(Records)
------------

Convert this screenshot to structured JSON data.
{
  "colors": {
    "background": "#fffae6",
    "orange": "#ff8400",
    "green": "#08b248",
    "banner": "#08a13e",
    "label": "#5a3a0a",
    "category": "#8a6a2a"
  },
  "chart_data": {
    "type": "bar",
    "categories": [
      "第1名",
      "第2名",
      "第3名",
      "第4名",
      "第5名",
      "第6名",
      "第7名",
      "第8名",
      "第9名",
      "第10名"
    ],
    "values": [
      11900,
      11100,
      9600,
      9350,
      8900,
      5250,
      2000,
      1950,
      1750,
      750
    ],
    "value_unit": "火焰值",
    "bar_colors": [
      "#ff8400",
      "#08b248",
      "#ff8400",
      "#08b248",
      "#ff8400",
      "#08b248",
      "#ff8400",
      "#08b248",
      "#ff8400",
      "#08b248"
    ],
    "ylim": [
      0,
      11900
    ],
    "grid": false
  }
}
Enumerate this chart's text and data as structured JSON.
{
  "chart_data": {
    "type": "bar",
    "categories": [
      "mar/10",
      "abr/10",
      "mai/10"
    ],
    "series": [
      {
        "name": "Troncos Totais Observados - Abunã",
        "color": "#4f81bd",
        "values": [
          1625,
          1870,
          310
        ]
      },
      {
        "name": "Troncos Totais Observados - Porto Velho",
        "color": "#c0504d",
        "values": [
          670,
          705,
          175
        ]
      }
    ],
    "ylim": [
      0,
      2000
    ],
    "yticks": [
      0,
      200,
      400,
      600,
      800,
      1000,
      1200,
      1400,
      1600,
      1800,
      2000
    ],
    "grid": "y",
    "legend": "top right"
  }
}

------------

■ **WHAT THE TASK ASKS**
Collect the complete line wherever the string "Totais" appears in the records.

■ **THE RESULT**
        "name": "Troncos Totais Observados - Abunã",
        "name": "Troncos Totais Observados - Porto Velho",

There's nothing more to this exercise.